# ROWS
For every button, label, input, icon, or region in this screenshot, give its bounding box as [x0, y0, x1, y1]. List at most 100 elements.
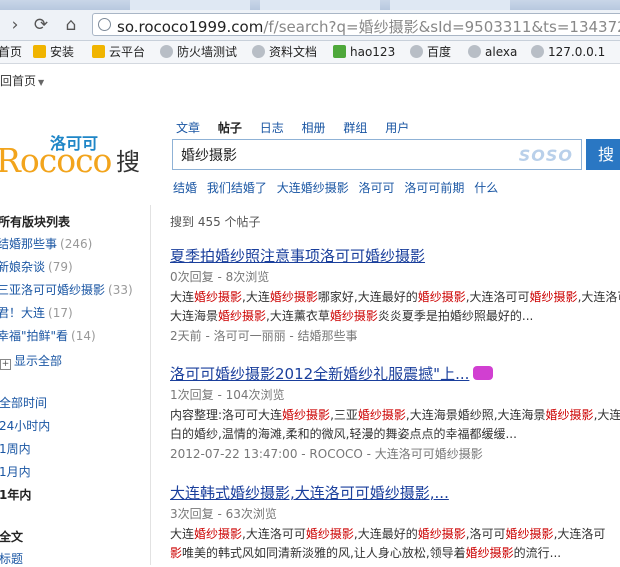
new-badge-icon: [473, 366, 494, 380]
keyword-highlight: 婚纱摄影: [417, 290, 466, 304]
board-filter-item[interactable]: 新娘杂谈 (79): [0, 258, 73, 275]
browser-nav-bar: › ⟳ ⌂ so.rococo1999.com/f/search?q=婚纱摄影&…: [0, 10, 620, 41]
expand-icon: +: [0, 359, 11, 370]
browser-tab-strip: [0, 0, 620, 10]
tab-logs[interactable]: 日志: [260, 119, 284, 136]
result-footer: 2012-07-22 13:47:00 - ROCOCO - 大连洛可可婚纱摄影: [170, 447, 483, 461]
suggestion-link[interactable]: 洛可可前期: [404, 179, 464, 196]
keyword-highlight: 婚纱摄影: [305, 527, 354, 541]
search-result: 洛可可婚纱摄影2012全新婚纱礼服震撼"上... 1次回复 - 104次浏览 内…: [170, 365, 620, 462]
search-button[interactable]: 搜: [586, 139, 620, 170]
keyword-highlight: 婚纱摄影: [282, 408, 331, 422]
suggestion-link[interactable]: 结婚: [173, 179, 197, 196]
tab-users[interactable]: 用户: [385, 119, 409, 136]
bookmark-item[interactable]: 资料文档: [252, 44, 317, 60]
keyword-highlight: 婚纱摄影: [329, 309, 378, 323]
result-title-link[interactable]: 夏季拍婚纱照注意事项洛可可婚纱摄影: [170, 247, 620, 265]
result-snippet: 白的婚纱,温情的海滩,柔和的微风,轻漫的舞姿点点的幸福都缓缓...: [170, 427, 517, 441]
sort-fulltext[interactable]: 全文: [0, 528, 23, 545]
result-snippet: 影唯美的韩式风如同清新淡雅的风,让人身心放松,领导着婚纱摄影的流行...: [170, 546, 562, 560]
tab-albums[interactable]: 相册: [302, 119, 326, 136]
home-link[interactable]: 回首页 ▼: [0, 72, 44, 89]
result-meta: 0次回复 - 8次浏览: [170, 270, 270, 284]
result-title-link[interactable]: 大连韩式婚纱摄影,大连洛可可婚纱摄影,...: [170, 484, 620, 502]
browser-tab[interactable]: [390, 0, 510, 10]
keyword-highlight: 婚纱摄影: [465, 546, 514, 560]
time-filter-week[interactable]: 1周内: [0, 440, 31, 457]
search-input[interactable]: [181, 145, 511, 165]
time-filter-year[interactable]: 1年内: [0, 486, 31, 503]
tab-articles[interactable]: 文章: [176, 119, 200, 136]
keyword-highlight: 婚纱摄影: [545, 408, 594, 422]
suggestion-link[interactable]: 大连婚纱摄影: [277, 179, 349, 196]
suggestion-link[interactable]: 什么: [474, 179, 498, 196]
soso-watermark: SOSO: [518, 146, 573, 165]
address-bar[interactable]: so.rococo1999.com/f/search?q=婚纱摄影&sId=95…: [92, 13, 620, 36]
bookmark-star-icon: [92, 45, 105, 58]
keyword-highlight: 婚纱摄影: [269, 290, 318, 304]
search-type-tabs: 文章 帖子 日志 相册 群组 用户: [176, 119, 423, 136]
hao123-icon: [333, 45, 346, 58]
search-box: SOSO: [172, 139, 582, 170]
board-filter-item[interactable]: 幸福"拍鲜"看 (14): [0, 327, 96, 344]
bookmark-star-icon: [33, 45, 46, 58]
tab-groups[interactable]: 群组: [343, 119, 367, 136]
site-logo[interactable]: 洛可可 Rococo: [0, 127, 112, 180]
result-snippet: 大连婚纱摄影,大连洛可可婚纱摄影,大连最好的婚纱摄影,洛可可婚纱摄影,大连洛可: [170, 527, 606, 541]
bookmark-item[interactable]: 防火墙测试: [160, 44, 237, 60]
keyword-highlight: 婚纱摄影: [194, 290, 243, 304]
time-filter-month[interactable]: 1月内: [0, 463, 31, 480]
board-filter-item[interactable]: 君！大连 (17): [0, 304, 73, 321]
sort-title[interactable]: 标题: [0, 550, 23, 567]
keyword-highlight: 婚纱摄影: [505, 527, 554, 541]
bookmark-item[interactable]: hao123: [333, 44, 395, 60]
keyword-highlight: 婚纱摄影: [194, 527, 243, 541]
related-searches: 结婚 我们结婚了 大连婚纱摄影 洛可可 洛可可前期 什么: [173, 179, 504, 196]
suggestion-link[interactable]: 洛可可: [359, 179, 395, 196]
globe-icon: [531, 45, 544, 58]
keyword-highlight: 婚纱摄影: [417, 527, 466, 541]
bookmark-item[interactable]: 安装: [33, 44, 74, 60]
keyword-highlight: 影: [170, 546, 183, 560]
filter-sidebar: 所有版块列表 结婚那些事 (246) 新娘杂谈 (79) 三亚洛可可婚纱摄影 (33)…: [0, 205, 151, 567]
reload-icon[interactable]: ⟳: [30, 14, 52, 36]
browser-tab[interactable]: [260, 0, 380, 10]
tab-posts[interactable]: 帖子: [218, 119, 242, 136]
chevron-down-icon: ▼: [38, 78, 45, 87]
keyword-highlight: 婚纱摄影: [357, 408, 406, 422]
board-filter-item[interactable]: 结婚那些事 (246): [0, 235, 92, 252]
globe-icon: [468, 45, 481, 58]
bookmark-item[interactable]: 127.0.0.1: [531, 44, 605, 60]
globe-icon: [160, 45, 173, 58]
globe-icon: [252, 45, 265, 58]
keyword-highlight: 婚纱摄影: [529, 290, 578, 304]
bookmark-item[interactable]: 百度: [410, 44, 451, 60]
forward-arrow-icon[interactable]: ›: [4, 14, 26, 36]
results-count: 搜到 455 个帖子: [170, 215, 261, 229]
result-footer: 2天前 - 洛可可一丽丽 - 结婚那些事: [170, 329, 358, 343]
show-all-boards-link[interactable]: + 显示全部: [0, 352, 62, 370]
result-snippet: 内容整理:洛可可大连婚纱摄影,三亚婚纱摄影,大连海景婚纱照,大连海景婚纱摄影,大…: [170, 408, 620, 422]
keyword-highlight: 婚纱摄影: [218, 309, 267, 323]
bookmark-item[interactable]: 首页: [0, 44, 22, 60]
board-list-title: 所有版块列表: [0, 215, 71, 229]
bookmark-item[interactable]: 云平台: [92, 44, 145, 60]
result-snippet: 大连海景婚纱摄影,大连薰衣草婚纱摄影炎炎夏季是拍婚纱照最好的...: [170, 309, 534, 323]
globe-icon: [410, 45, 423, 58]
time-filter-24h[interactable]: 24小时内: [0, 417, 50, 434]
bookmarks-bar: 首页 安装 云平台 防火墙测试 资料文档 hao123 百度 alexa 127…: [0, 41, 620, 64]
board-filter-item[interactable]: 三亚洛可可婚纱摄影 (33): [0, 281, 133, 298]
suggestion-link[interactable]: 我们结婚了: [207, 179, 267, 196]
search-result: 大连韩式婚纱摄影,大连洛可可婚纱摄影,... 3次回复 - 63次浏览 大连婚纱…: [170, 484, 620, 562]
bookmark-item[interactable]: alexa: [468, 44, 517, 60]
result-meta: 1次回复 - 104次浏览: [170, 388, 285, 402]
globe-icon: [98, 18, 111, 31]
result-snippet: 大连婚纱摄影,大连婚纱摄影哪家好,大连最好的婚纱摄影,大连洛可可婚纱摄影,大连洛…: [170, 290, 620, 304]
url-text: so.rococo1999.com/f/search?q=婚纱摄影&sId=95…: [117, 18, 620, 36]
home-icon[interactable]: ⌂: [60, 14, 82, 36]
browser-tab[interactable]: [130, 0, 250, 10]
search-result: 夏季拍婚纱照注意事项洛可可婚纱摄影 0次回复 - 8次浏览 大连婚纱摄影,大连婚…: [170, 247, 620, 344]
time-filter-all[interactable]: 全部时间: [0, 394, 47, 411]
result-meta: 3次回复 - 63次浏览: [170, 507, 277, 521]
result-title-link[interactable]: 洛可可婚纱摄影2012全新婚纱礼服震撼"上...: [170, 365, 620, 383]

# DESCRIPTION OF THE TASK
Reproduce the lines from the one containing "new-badge-icon: [473, 366, 494, 380]" through the one containing "result-meta: 0次回复 - 8次浏览: [170, 270, 270, 284]", inclusive, exactly as they appear above.

# TASK SOLUTION
new-badge-icon: [473, 366, 494, 380]
keyword-highlight: 婚纱摄影: [417, 290, 466, 304]
board-filter-item[interactable]: 新娘杂谈 (79): [0, 258, 73, 275]
browser-nav-bar: › ⟳ ⌂ so.rococo1999.com/f/search?q=婚纱摄影&…: [0, 10, 620, 41]
expand-icon: +: [0, 359, 11, 370]
browser-tab-strip: [0, 0, 620, 10]
tab-logs[interactable]: 日志: [260, 119, 284, 136]
result-footer: 2012-07-22 13:47:00 - ROCOCO - 大连洛可可婚纱摄影: [170, 447, 483, 461]
suggestion-link[interactable]: 洛可可前期: [404, 179, 464, 196]
keyword-highlight: 婚纱摄影: [305, 527, 354, 541]
search-result: 洛可可婚纱摄影2012全新婚纱礼服震撼"上... 1次回复 - 104次浏览 内…: [170, 365, 620, 462]
search-button[interactable]: 搜: [586, 139, 620, 170]
keyword-highlight: 婚纱摄影: [282, 408, 331, 422]
suggestion-link[interactable]: 结婚: [173, 179, 197, 196]
tab-users[interactable]: 用户: [385, 119, 409, 136]
bookmark-item[interactable]: 资料文档: [252, 44, 317, 60]
keyword-highlight: 婚纱摄影: [329, 309, 378, 323]
result-title-link[interactable]: 夏季拍婚纱照注意事项洛可可婚纱摄影: [170, 247, 620, 265]
result-snippet: 白的婚纱,温情的海滩,柔和的微风,轻漫的舞姿点点的幸福都缓缓...: [170, 427, 517, 441]
sort-fulltext[interactable]: 全文: [0, 528, 23, 545]
result-snippet: 影唯美的韩式风如同清新淡雅的风,让人身心放松,领导着婚纱摄影的流行...: [170, 546, 562, 560]
tab-albums[interactable]: 相册: [302, 119, 326, 136]
home-link[interactable]: 回首页 ▼: [0, 72, 44, 89]
result-meta: 0次回复 - 8次浏览: [170, 270, 270, 284]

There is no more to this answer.